··· AVAILABLE DATA ···
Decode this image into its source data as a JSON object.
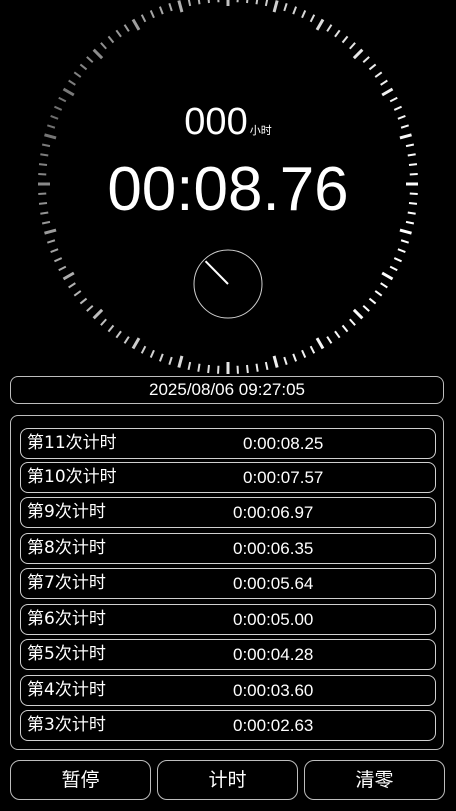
{
  "stopwatch": {
    "hours_value": "000",
    "hours_unit": "小时",
    "elapsed_time": "00:08.76",
    "second_hand_fraction": 0.876
  },
  "datetime": "2025/08/06 09:27:05",
  "laps": [
    {
      "label": "第11次计时",
      "time": "0:00:08.25"
    },
    {
      "label": "第10次计时",
      "time": "0:00:07.57"
    },
    {
      "label": "第9次计时",
      "time": "0:00:06.97"
    },
    {
      "label": "第8次计时",
      "time": "0:00:06.35"
    },
    {
      "label": "第7次计时",
      "time": "0:00:05.64"
    },
    {
      "label": "第6次计时",
      "time": "0:00:05.00"
    },
    {
      "label": "第5次计时",
      "time": "0:00:04.28"
    },
    {
      "label": "第4次计时",
      "time": "0:00:03.60"
    },
    {
      "label": "第3次计时",
      "time": "0:00:02.63"
    }
  ],
  "buttons": {
    "pause": "暂停",
    "lap": "计时",
    "reset": "清零"
  }
}
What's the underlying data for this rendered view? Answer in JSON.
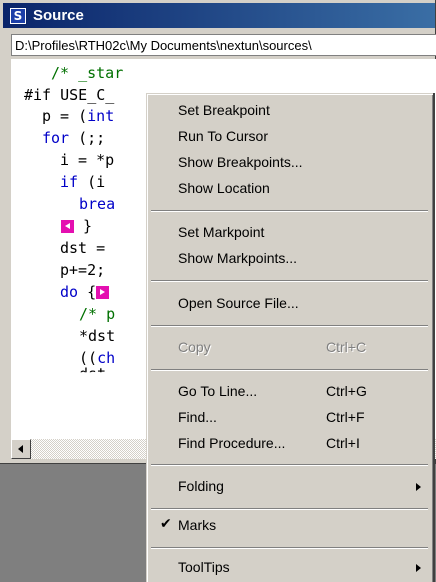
···
§ **GIVEN PROBLEM**:
Give solely the number of lines in the data that contain the string "this".

§ **PROBLEM SOLUTION**:
2